### Items
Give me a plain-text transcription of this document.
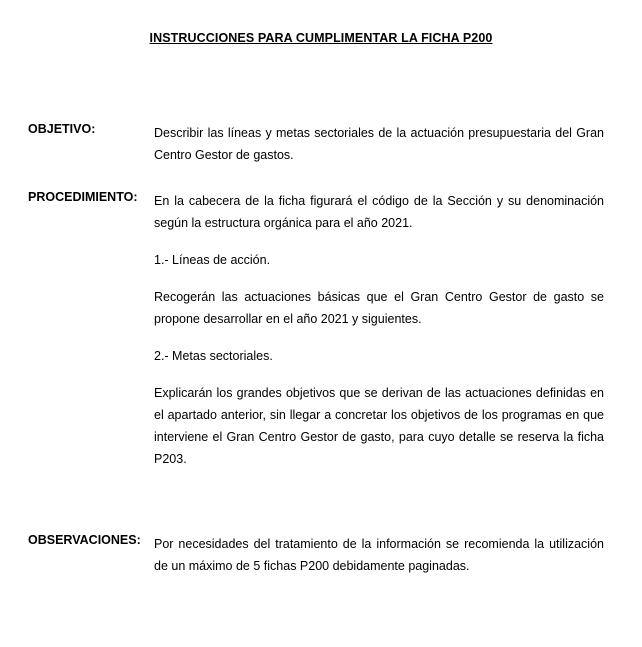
INSTRUCCIONES PARA CUMPLIMENTAR LA FICHA P200
OBJETIVO:	Describir las líneas y metas sectoriales de la actuación presupuestaria del Gran Centro Gestor de gastos.

PROCEDIMIENTO: En la cabecera de la ficha figurará el código de la Sección y su denominación según la estructura orgánica para el año 2021.

1.- Líneas de acción.

Recogerán las actuaciones básicas que el Gran Centro Gestor de gasto se propone desarrollar en el año 2021 y siguientes.

2.- Metas sectoriales.

Explicarán los grandes objetivos que se derivan de las actuaciones definidas en el apartado anterior, sin llegar a concretar los objetivos de los programas en que interviene el Gran Centro Gestor de gasto, para cuyo detalle se reserva la ficha P203.

OBSERVACIONES: Por necesidades del tratamiento de la información se recomienda la utilización de un máximo de 5 fichas P200 debidamente paginadas.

### Aim
All the records above need to be given again word for word. Skip the pictures.

### Solution to this task
Give me a plain-text transcription of this document.
INSTRUCCIONES PARA CUMPLIMENTAR LA FICHA P200
OBJETIVO:	Describir las líneas y metas sectoriales de la actuación presupuestaria del Gran Centro Gestor de gastos.

PROCEDIMIENTO: En la cabecera de la ficha figurará el código de la Sección y su denominación según la estructura orgánica para el año 2021.

1.- Líneas de acción.

Recogerán las actuaciones básicas que el Gran Centro Gestor de gasto se propone desarrollar en el año 2021 y siguientes.

2.- Metas sectoriales.

Explicarán los grandes objetivos que se derivan de las actuaciones definidas en el apartado anterior, sin llegar a concretar los objetivos de los programas en que interviene el Gran Centro Gestor de gasto, para cuyo detalle se reserva la ficha P203.

OBSERVACIONES: Por necesidades del tratamiento de la información se recomienda la utilización de un máximo de 5 fichas P200 debidamente paginadas.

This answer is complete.